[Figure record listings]
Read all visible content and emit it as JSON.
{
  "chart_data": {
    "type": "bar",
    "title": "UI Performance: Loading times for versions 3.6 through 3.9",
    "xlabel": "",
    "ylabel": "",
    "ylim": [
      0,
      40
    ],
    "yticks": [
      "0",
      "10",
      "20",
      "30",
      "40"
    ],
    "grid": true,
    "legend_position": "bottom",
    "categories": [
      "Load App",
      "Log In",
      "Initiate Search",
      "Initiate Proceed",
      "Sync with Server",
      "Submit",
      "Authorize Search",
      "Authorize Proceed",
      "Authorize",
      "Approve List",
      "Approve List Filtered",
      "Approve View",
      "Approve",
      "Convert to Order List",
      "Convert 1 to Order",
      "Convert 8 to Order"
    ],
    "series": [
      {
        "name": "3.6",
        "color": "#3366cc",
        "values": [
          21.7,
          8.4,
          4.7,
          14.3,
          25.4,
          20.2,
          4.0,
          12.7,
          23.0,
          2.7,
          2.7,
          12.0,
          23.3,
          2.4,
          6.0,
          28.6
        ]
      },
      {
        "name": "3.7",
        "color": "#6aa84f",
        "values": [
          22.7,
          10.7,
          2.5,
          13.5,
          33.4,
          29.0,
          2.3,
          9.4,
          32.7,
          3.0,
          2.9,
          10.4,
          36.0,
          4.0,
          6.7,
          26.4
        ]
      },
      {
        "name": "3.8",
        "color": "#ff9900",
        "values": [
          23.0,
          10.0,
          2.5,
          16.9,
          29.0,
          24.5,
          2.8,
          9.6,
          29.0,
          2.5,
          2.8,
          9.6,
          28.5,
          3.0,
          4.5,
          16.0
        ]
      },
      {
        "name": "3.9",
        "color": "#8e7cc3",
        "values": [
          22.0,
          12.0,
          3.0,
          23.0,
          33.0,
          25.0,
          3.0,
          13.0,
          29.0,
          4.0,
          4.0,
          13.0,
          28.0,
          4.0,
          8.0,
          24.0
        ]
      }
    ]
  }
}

_DO THIS_:
Identify the lines of the data that contain the word "Order". Copy each of them.

_ANSWER BELOW_:
      "Convert to Order List",
      "Convert 1 to Order",
      "Convert 8 to Order"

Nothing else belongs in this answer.